## Extract:
## start
Obituary: Jack O'Neill, surf buff who devised the first wetsuit

18 June 2017 - 00:40 By The Daily Telegraph and London

Jack O'Neill, who has died at the age of 94, helped to popularise the wetsuit, thereby transforming surfing from a sport for the hardy few into a lifestyle practised the world over; in so doing, he created a hugely successful business supplying clothing and equipment to those eager to ride the waves.
While working as a window salesman after World War 2, O'Neill settled in San Francisco. He had body-surfed while growing up in California and took to the water again as a release from the stress of his job.
Yet the pastime was illegal because of the strong currents in the Bay area. Moreover, unlike the balmy oceans of Polynesia, where surfing had begun, the waters of northern California were cold. O'Neill and the few other like-minded souls could not remain in the sea for more than half an hour. Even then, the aim was to remain flat on top of the board, as a dunking would chill them at once.
O'Neill remembered running on the beach to get warm before starting and huddling around a burning tyre afterwards.
Some enthusiasts experimented with grease-soaked pullovers and long-johns, as used by British commandos during underwater raids. In 1951, the US Navy declassified its early frogmen's suits, but these were thin affairs of latex which offered little protection and tore easily.
Nonetheless, O'Neill began to sew together parts bought second-hand. He discovered that foam rubber made a serviceable barrier against the cold. His breakthrough came in 1951, when he learnt of the existence of neoprene, a rubber-like substance invented by a physicist at Berkeley university. Instead of keeping water away from the skin, it worked by thermal insulation: bubbles of air in the neoprene captured the body's heat and kept it warm.
Undeterred by those who told him he would sell only five suits to his friends, O'Neill opened his first "surf shop" in a garage in San Francisco. It took time to perfect the wetsuit, as the neoprene was smooth on both sides and using talcum or flour to peel it off proved too sticky.
Once he had fitted it with a nylon jersey lining, however, sales took off. By the 1960s his business was helping to facilitate a boom in the sport, enabling surfers to stay out longer, to swim even in winter, and to stand up on their boards. (O'Neill was also among the first to make lighter boards from foam rather than wood.)
Stars such as Kelly Slater, and the music of the Beach Boys, began to transform the sport's image from one for beach bums into a global industry. Surfing will make its Olympic debut at Tokyo in 2020.
## end
## Exercise task:
According to the obituary, what did O'Neill's business enable surfers to do by the 1960s? List each item.

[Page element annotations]
## start
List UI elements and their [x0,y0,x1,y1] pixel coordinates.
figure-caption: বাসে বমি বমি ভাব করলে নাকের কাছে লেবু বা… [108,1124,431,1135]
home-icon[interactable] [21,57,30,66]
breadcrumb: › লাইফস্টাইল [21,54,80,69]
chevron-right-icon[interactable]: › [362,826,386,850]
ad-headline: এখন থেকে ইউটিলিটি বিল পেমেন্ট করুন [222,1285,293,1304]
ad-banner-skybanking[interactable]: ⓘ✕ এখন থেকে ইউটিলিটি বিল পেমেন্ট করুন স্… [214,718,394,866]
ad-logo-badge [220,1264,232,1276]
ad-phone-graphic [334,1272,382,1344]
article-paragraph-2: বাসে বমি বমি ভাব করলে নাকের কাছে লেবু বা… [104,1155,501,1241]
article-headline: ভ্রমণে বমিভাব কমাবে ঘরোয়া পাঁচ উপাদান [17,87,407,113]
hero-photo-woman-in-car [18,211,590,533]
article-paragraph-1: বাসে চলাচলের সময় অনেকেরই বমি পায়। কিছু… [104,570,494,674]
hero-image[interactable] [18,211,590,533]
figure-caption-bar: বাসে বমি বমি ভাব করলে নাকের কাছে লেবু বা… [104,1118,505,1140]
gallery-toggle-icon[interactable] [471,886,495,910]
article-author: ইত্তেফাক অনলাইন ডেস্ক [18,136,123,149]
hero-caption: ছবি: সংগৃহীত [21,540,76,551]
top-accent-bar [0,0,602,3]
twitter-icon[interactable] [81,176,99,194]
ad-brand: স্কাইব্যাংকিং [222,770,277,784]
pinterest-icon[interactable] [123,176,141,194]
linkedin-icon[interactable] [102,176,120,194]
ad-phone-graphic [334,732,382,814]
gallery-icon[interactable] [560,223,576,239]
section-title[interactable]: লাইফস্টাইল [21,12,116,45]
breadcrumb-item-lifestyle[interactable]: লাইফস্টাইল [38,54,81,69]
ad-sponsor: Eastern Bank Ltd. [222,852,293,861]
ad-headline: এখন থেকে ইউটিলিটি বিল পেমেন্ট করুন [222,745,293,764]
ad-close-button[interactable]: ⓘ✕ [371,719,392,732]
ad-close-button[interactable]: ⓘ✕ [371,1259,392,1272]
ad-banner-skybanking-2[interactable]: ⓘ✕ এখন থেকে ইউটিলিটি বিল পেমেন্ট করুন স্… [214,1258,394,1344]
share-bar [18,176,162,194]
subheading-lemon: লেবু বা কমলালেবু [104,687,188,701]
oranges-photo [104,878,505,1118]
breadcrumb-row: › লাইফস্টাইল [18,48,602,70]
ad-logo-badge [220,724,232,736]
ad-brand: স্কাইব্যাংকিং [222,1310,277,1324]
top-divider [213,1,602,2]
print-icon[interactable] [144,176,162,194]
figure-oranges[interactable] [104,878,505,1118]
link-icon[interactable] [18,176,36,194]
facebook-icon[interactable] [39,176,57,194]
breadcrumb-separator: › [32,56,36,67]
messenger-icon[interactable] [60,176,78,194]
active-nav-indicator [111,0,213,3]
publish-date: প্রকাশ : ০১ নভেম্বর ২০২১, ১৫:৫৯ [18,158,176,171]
## end
## Result of this exercise:
- Stay out longer
- Swim even in winter
- Stand up on their boards